» Set exercise: Rewrite every line of the items below, swapping "action-label" for "action-text" wherever it appears and leaving everything else unchanged. Omit the pictures from your answer.
-- BEGIN Material for this task --
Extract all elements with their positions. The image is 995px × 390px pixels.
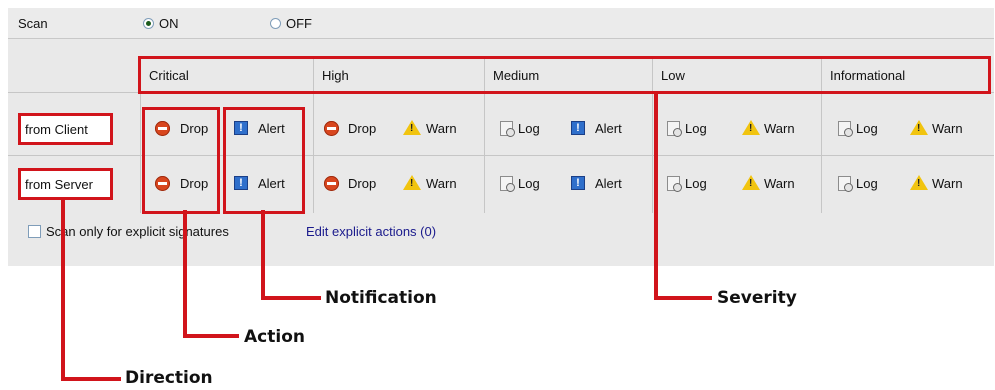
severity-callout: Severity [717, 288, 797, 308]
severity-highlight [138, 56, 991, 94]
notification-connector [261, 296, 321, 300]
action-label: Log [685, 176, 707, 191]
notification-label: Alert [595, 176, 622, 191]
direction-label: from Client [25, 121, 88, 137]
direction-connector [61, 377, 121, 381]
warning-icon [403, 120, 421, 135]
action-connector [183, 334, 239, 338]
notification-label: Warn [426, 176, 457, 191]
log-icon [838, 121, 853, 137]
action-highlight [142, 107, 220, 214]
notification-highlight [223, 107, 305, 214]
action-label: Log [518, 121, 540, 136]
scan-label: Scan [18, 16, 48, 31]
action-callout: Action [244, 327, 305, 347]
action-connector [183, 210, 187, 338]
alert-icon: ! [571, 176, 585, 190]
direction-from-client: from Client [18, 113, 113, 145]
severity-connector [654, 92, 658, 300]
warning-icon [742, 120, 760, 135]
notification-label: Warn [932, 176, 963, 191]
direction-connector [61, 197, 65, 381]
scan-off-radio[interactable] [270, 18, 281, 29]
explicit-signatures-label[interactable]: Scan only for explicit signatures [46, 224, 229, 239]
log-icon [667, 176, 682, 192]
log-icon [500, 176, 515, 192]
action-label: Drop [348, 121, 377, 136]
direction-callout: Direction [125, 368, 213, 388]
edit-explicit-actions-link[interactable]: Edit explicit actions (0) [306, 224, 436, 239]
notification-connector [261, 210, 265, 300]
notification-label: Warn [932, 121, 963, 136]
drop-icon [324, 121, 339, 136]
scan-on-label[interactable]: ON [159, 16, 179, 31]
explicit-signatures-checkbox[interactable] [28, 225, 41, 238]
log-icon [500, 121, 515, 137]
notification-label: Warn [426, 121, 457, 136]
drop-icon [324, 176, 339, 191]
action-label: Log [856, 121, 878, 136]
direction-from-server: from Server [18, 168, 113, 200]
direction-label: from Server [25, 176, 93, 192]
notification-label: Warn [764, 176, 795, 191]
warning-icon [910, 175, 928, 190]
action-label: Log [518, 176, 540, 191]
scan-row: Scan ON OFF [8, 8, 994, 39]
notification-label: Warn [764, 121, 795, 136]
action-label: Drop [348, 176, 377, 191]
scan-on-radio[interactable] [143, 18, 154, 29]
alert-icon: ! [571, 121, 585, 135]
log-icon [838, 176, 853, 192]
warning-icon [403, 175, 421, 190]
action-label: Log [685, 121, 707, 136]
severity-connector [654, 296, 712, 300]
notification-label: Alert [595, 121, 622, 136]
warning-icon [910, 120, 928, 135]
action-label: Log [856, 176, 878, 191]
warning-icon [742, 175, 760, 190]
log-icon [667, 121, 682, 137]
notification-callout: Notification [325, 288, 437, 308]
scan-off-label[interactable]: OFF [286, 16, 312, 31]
-- END Material for this task --
» Written reply:
Extract all elements with their positions. The image is 995px × 390px pixels.
severity-callout: Severity [717, 288, 797, 308]
severity-highlight [138, 56, 991, 94]
notification-connector [261, 296, 321, 300]
action-text: Log [685, 176, 707, 191]
notification-label: Alert [595, 176, 622, 191]
direction-label: from Client [25, 121, 88, 137]
direction-connector [61, 377, 121, 381]
warning-icon [403, 120, 421, 135]
action-connector [183, 334, 239, 338]
notification-label: Warn [426, 176, 457, 191]
log-icon [838, 121, 853, 137]
action-highlight [142, 107, 220, 214]
notification-highlight [223, 107, 305, 214]
action-text: Log [518, 121, 540, 136]
scan-label: Scan [18, 16, 48, 31]
action-callout: Action [244, 327, 305, 347]
action-connector [183, 210, 187, 338]
alert-icon: ! [571, 176, 585, 190]
direction-from-client: from Client [18, 113, 113, 145]
severity-connector [654, 92, 658, 300]
warning-icon [742, 120, 760, 135]
notification-label: Warn [932, 176, 963, 191]
direction-connector [61, 197, 65, 381]
scan-off-radio[interactable] [270, 18, 281, 29]
explicit-signatures-label[interactable]: Scan only for explicit signatures [46, 224, 229, 239]
log-icon [667, 176, 682, 192]
log-icon [500, 176, 515, 192]
action-text: Drop [348, 121, 377, 136]
direction-callout: Direction [125, 368, 213, 388]
edit-explicit-actions-link[interactable]: Edit explicit actions (0) [306, 224, 436, 239]
notification-connector [261, 210, 265, 300]
notification-label: Warn [932, 121, 963, 136]
drop-icon [324, 121, 339, 136]
scan-on-label[interactable]: ON [159, 16, 179, 31]
explicit-signatures-checkbox[interactable] [28, 225, 41, 238]
log-icon [500, 121, 515, 137]
notification-label: Warn [426, 121, 457, 136]
drop-icon [324, 176, 339, 191]
action-text: Log [856, 121, 878, 136]
direction-from-server: from Server [18, 168, 113, 200]
direction-label: from Server [25, 176, 93, 192]
notification-label: Warn [764, 176, 795, 191]
warning-icon [910, 175, 928, 190]
action-text: Log [518, 176, 540, 191]
scan-row: Scan ON OFF [8, 8, 994, 39]
notification-label: Warn [764, 121, 795, 136]
action-text: Drop [348, 176, 377, 191]
scan-on-radio[interactable] [143, 18, 154, 29]
alert-icon: ! [571, 121, 585, 135]
log-icon [838, 176, 853, 192]
warning-icon [403, 175, 421, 190]
action-text: Log [685, 121, 707, 136]
severity-connector [654, 296, 712, 300]
notification-label: Alert [595, 121, 622, 136]
warning-icon [910, 120, 928, 135]
action-text: Log [856, 176, 878, 191]
warning-icon [742, 175, 760, 190]
log-icon [667, 121, 682, 137]
notification-callout: Notification [325, 288, 437, 308]
scan-off-label[interactable]: OFF [286, 16, 312, 31]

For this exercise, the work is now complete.